### [Problem]
Take the line that contains "Convert this screenshot" and every line after it in the material below, and quote them exactly.

_____

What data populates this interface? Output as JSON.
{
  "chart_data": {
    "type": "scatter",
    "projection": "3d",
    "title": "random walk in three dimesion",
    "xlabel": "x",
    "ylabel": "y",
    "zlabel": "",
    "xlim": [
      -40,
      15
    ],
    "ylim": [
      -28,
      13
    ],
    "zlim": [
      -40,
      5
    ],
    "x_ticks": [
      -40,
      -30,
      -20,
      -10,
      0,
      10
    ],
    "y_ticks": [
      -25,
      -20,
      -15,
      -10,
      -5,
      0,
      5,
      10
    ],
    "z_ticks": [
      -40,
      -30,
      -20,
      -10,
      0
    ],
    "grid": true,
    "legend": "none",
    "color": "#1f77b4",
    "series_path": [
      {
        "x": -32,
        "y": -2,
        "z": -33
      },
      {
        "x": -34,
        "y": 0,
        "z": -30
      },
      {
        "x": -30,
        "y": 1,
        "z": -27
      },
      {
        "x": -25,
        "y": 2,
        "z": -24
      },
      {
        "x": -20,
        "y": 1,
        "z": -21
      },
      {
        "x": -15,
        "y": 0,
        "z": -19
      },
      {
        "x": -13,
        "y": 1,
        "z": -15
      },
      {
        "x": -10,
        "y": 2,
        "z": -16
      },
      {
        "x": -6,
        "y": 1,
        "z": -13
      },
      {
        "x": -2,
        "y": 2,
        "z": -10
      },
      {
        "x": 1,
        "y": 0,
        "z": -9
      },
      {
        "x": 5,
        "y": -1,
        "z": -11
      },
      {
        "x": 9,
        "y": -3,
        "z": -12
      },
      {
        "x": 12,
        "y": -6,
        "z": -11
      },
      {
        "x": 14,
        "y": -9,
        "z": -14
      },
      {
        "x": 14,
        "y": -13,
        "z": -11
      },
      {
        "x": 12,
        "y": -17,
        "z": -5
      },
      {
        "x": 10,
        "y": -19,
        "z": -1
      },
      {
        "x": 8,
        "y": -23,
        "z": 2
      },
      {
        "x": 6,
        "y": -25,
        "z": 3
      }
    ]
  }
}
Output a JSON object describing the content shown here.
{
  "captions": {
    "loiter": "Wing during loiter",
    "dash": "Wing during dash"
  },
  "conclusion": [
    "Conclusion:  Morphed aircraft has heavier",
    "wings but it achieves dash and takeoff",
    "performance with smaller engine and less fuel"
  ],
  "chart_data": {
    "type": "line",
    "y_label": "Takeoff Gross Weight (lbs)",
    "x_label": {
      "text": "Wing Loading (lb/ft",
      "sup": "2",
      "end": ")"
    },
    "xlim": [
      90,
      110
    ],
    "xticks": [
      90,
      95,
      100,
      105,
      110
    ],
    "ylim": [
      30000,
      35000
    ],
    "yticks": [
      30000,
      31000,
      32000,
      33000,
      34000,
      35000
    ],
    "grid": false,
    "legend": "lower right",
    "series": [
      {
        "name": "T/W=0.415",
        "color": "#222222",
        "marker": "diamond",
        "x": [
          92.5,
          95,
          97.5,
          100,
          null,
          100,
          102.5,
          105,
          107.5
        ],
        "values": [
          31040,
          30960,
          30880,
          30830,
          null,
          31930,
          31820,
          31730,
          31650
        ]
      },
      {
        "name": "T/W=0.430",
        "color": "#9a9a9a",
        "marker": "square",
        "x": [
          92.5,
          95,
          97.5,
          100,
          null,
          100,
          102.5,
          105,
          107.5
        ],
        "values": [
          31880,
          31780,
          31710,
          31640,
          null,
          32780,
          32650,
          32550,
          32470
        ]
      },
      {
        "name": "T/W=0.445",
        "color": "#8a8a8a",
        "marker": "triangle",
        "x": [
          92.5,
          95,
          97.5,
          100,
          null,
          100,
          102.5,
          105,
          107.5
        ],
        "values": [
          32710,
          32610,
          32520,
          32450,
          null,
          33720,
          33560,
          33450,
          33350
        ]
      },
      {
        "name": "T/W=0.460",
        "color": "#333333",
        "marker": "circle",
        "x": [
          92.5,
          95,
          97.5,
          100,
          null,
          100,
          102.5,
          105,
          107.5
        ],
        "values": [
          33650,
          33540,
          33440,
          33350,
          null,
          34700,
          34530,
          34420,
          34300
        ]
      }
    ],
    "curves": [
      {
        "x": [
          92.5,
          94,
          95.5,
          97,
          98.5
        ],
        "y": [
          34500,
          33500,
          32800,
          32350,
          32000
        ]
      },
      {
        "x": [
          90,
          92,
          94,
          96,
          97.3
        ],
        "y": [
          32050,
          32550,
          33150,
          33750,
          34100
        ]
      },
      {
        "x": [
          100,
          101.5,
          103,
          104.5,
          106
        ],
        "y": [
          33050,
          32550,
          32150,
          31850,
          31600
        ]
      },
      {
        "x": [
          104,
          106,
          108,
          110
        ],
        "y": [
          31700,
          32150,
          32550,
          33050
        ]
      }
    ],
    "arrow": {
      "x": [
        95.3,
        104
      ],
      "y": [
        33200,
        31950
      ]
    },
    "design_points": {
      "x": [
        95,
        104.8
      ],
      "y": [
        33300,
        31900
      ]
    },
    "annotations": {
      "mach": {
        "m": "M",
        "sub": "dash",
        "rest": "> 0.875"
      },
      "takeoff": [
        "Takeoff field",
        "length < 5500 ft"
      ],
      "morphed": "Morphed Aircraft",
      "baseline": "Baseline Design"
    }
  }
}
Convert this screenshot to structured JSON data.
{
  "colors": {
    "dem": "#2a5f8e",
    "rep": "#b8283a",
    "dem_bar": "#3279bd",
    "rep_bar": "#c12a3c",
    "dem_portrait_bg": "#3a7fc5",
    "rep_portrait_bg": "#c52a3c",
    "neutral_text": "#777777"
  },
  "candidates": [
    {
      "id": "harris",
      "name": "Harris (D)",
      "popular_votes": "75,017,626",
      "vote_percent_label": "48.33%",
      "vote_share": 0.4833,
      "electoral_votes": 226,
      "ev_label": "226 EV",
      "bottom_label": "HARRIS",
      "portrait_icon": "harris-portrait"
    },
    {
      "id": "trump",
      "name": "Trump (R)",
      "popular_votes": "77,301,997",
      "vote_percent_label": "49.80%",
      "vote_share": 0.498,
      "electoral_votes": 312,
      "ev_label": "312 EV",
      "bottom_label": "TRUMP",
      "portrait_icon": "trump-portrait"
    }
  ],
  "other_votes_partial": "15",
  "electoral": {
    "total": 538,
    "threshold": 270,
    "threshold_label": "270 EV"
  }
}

_____

### [Answer]
Convert this screenshot to structured JSON data.
{
  "colors": {
    "dem": "#2a5f8e",
    "rep": "#b8283a",
    "dem_bar": "#3279bd",
    "rep_bar": "#c12a3c",
    "dem_portrait_bg": "#3a7fc5",
    "rep_portrait_bg": "#c52a3c",
    "neutral_text": "#777777"
  },
  "candidates": [
    {
      "id": "harris",
      "name": "Harris (D)",
      "popular_votes": "75,017,626",
      "vote_percent_label": "48.33%",
      "vote_share": 0.4833,
      "electoral_votes": 226,
      "ev_label": "226 EV",
      "bottom_label": "HARRIS",
      "portrait_icon": "harris-portrait"
    },
    {
      "id": "trump",
      "name": "Trump (R)",
      "popular_votes": "77,301,997",
      "vote_percent_label": "49.80%",
      "vote_share": 0.498,
      "electoral_votes": 312,
      "ev_label": "312 EV",
      "bottom_label": "TRUMP",
      "portrait_icon": "trump-portrait"
    }
  ],
  "other_votes_partial": "15",
  "electoral": {
    "total": 538,
    "threshold": 270,
    "threshold_label": "270 EV"
  }
}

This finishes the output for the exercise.